# Used laptop - kijiji?



## jargey3000 (Jan 25, 2011)

me again..... would YOU buy this??? Lenovo Model L412. Guy SAYS it's 3 years old. will "let it go" for $225. If i was interested I'd offer $200, maybe???
Have not gone to look at it.
Any comments?
http://www.kijiji.ca/v-laptops/st-johns/lenovo-buisness-laptop-14-screen/1208832463


----------



## agent99 (Sep 11, 2013)

Lenovo is a top brand - that laptop probably originally cost in the $1000 range, maybe more? I have an earlier T520 and it has been an excellent unit. These are business quality rather than cheaper consumer quality.

Buying off kijiji means no warranty, but if it is local and you can talk to owner and confirm there are no problems and you can get it for $200 or even $225, that would be a good buy, in my opinion! I would look into it.


----------



## peterk (May 16, 2010)

Hi Jargey,
The processor in that laptop (i5-520M) is a very old iteration of the intel processor, released in Jan 2010, the Lenovo L412 released in the same year. It's doubtful this seller bought it "new" 3 years ago...

SUPPLIED INFORMATION:

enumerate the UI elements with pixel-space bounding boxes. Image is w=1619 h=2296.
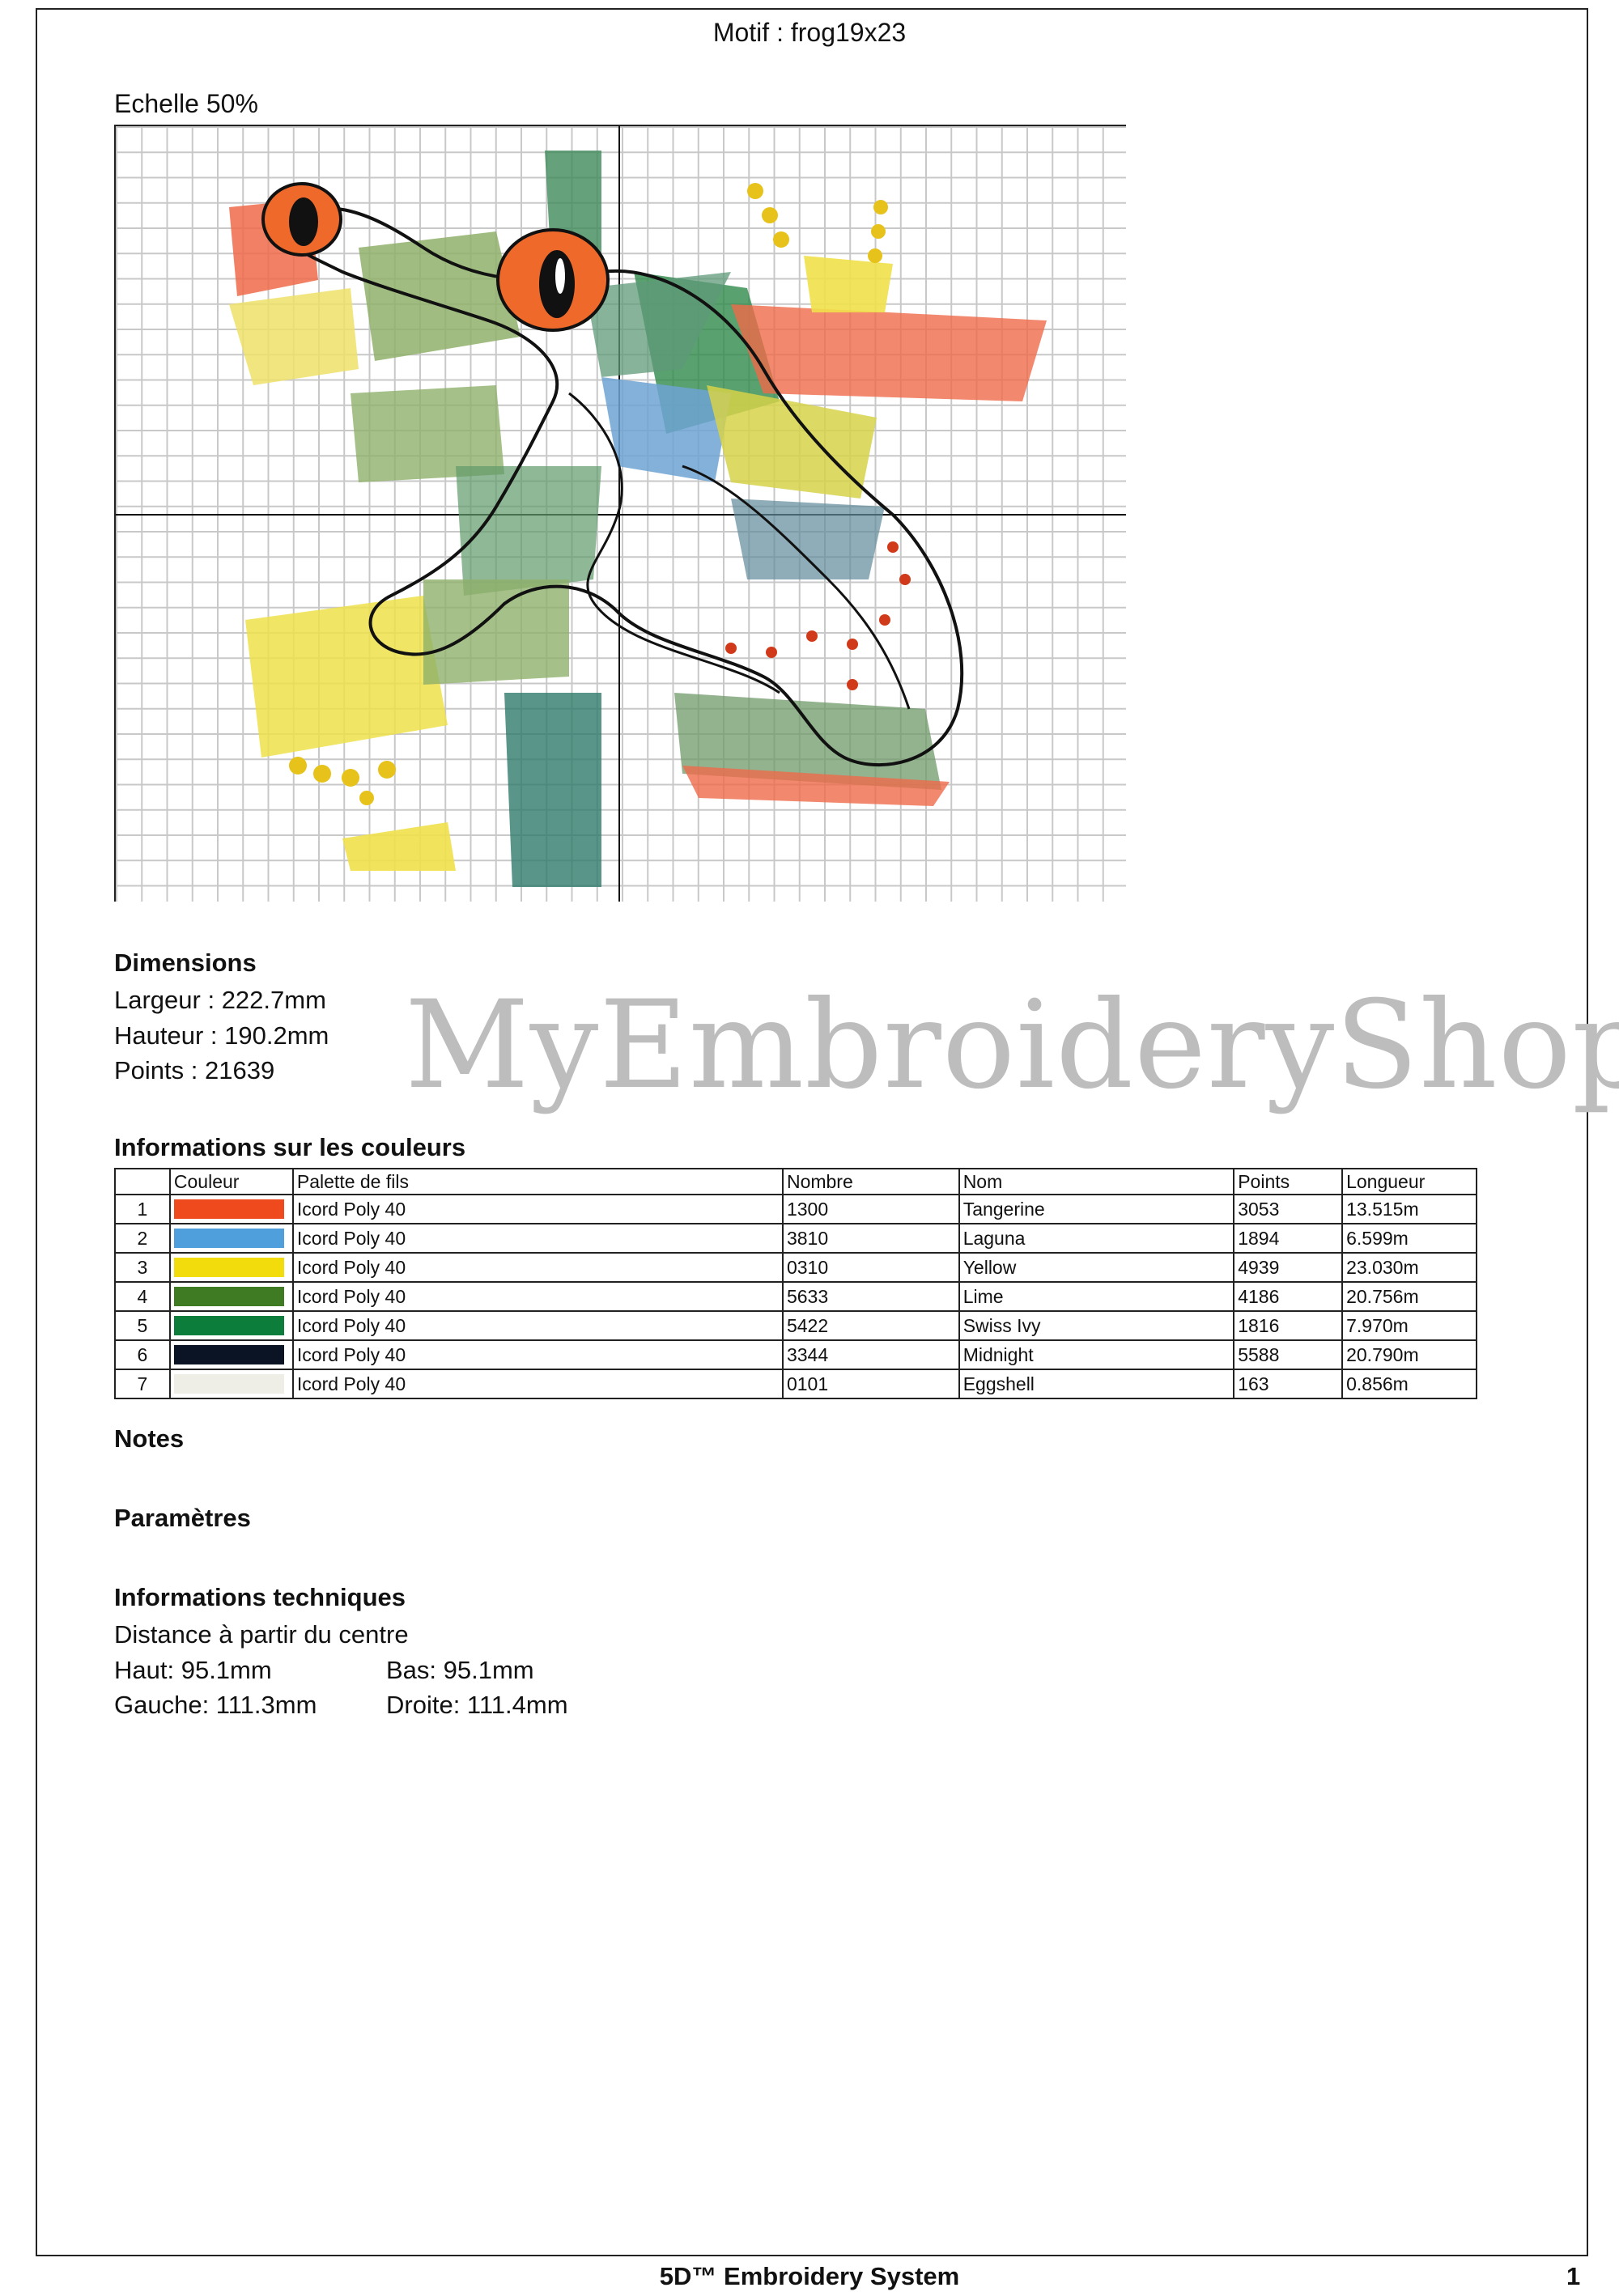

PROBLEM DETAILS:
Please continue the used-laptop thread from where it stops.

ANSWER TO THIS EXERCISE:
You can buy used L412's from amazon.com for $150 USD, so 200CAD is about market price. It appears like this was a ~$1000 laptop when new, so not bottom of the barrel, it was advertised as a "cheap business" laptop in 2010. 

You realize this was a windows 7 laptop and upgraded to win 10? That's not a problem per-say, but some don't trust that major of a windows upgrade on old hardware, it's possible there could be issues, though unlikely.


I personally wouldn't buy it, too old. But assuming it works and is stable now it will probably continue to do so for several more years.

$200-225 seems like the fair market price, but is not a good deal for you. It is the full Amazon re-seller price, not the Kijiji rural Newfoundland "can bring to town" price...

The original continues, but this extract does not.